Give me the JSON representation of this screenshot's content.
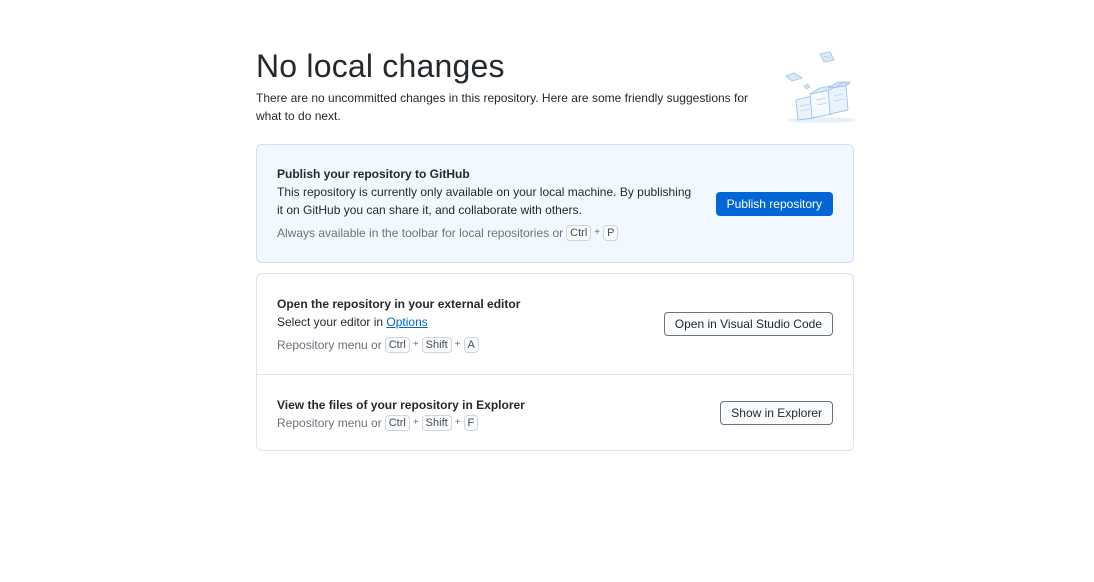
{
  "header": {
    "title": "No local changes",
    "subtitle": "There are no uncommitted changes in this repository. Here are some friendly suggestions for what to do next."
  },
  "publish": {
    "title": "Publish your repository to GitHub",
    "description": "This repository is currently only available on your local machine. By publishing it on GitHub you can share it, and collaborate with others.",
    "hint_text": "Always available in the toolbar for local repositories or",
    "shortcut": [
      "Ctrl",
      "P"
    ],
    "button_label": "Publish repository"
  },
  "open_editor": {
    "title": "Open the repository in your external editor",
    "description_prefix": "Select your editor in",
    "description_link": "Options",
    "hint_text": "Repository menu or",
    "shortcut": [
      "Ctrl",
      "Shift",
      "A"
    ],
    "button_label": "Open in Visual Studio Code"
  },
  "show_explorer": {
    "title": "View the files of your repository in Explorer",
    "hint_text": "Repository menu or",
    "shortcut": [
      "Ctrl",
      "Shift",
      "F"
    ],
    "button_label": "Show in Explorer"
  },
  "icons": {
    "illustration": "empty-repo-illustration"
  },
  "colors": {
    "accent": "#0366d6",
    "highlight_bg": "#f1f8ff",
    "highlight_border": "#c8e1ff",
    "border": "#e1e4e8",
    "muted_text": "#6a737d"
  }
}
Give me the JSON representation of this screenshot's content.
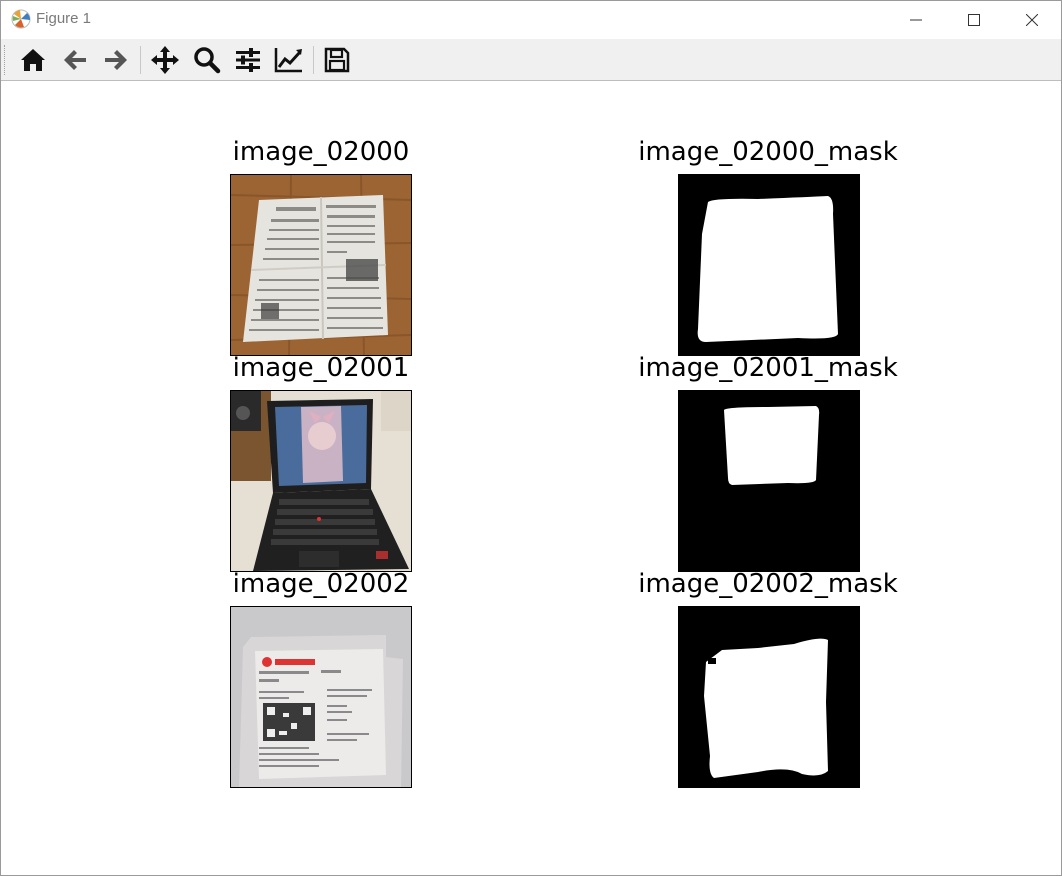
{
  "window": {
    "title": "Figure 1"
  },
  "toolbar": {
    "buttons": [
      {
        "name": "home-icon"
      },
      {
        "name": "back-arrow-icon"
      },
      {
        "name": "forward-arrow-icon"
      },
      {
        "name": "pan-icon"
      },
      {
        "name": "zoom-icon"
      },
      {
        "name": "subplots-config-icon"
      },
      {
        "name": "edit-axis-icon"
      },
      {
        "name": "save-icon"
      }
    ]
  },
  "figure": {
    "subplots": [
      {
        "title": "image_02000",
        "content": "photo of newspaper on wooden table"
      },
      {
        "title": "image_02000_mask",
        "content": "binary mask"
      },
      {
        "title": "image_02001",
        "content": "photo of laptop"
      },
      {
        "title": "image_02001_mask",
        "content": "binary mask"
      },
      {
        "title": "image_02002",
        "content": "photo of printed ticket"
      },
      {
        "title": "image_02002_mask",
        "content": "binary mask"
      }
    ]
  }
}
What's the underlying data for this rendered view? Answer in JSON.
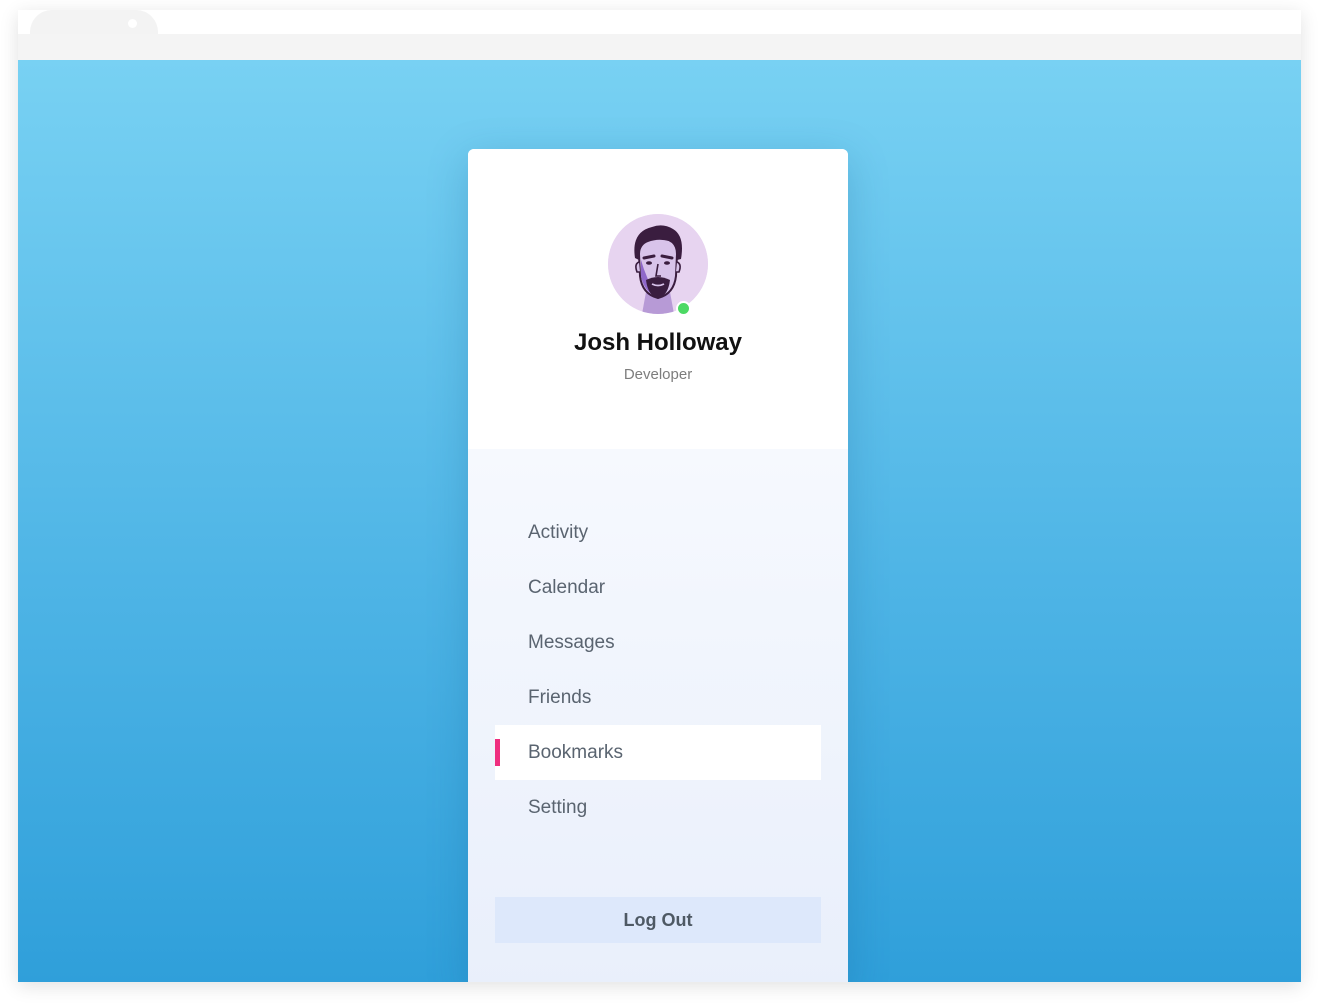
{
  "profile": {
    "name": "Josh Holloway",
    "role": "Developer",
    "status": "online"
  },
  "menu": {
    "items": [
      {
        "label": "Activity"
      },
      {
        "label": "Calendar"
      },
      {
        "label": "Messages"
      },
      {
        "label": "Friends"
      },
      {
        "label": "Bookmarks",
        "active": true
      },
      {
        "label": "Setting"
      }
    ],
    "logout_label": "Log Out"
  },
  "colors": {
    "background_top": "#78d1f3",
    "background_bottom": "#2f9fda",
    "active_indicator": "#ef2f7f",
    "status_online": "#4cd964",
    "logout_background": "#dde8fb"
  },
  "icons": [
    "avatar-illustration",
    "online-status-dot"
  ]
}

* Exercise description
Repeat the line containing "What's the underlying" and every line after it up to the end of the material above, exactly as they stand, minus the pictures.

* Full answer
What's the underlying data for this rendered view? Answer in JSON.
{
  "profile": {
    "name": "Josh Holloway",
    "role": "Developer",
    "status": "online"
  },
  "menu": {
    "items": [
      {
        "label": "Activity"
      },
      {
        "label": "Calendar"
      },
      {
        "label": "Messages"
      },
      {
        "label": "Friends"
      },
      {
        "label": "Bookmarks",
        "active": true
      },
      {
        "label": "Setting"
      }
    ],
    "logout_label": "Log Out"
  },
  "colors": {
    "background_top": "#78d1f3",
    "background_bottom": "#2f9fda",
    "active_indicator": "#ef2f7f",
    "status_online": "#4cd964",
    "logout_background": "#dde8fb"
  },
  "icons": [
    "avatar-illustration",
    "online-status-dot"
  ]
}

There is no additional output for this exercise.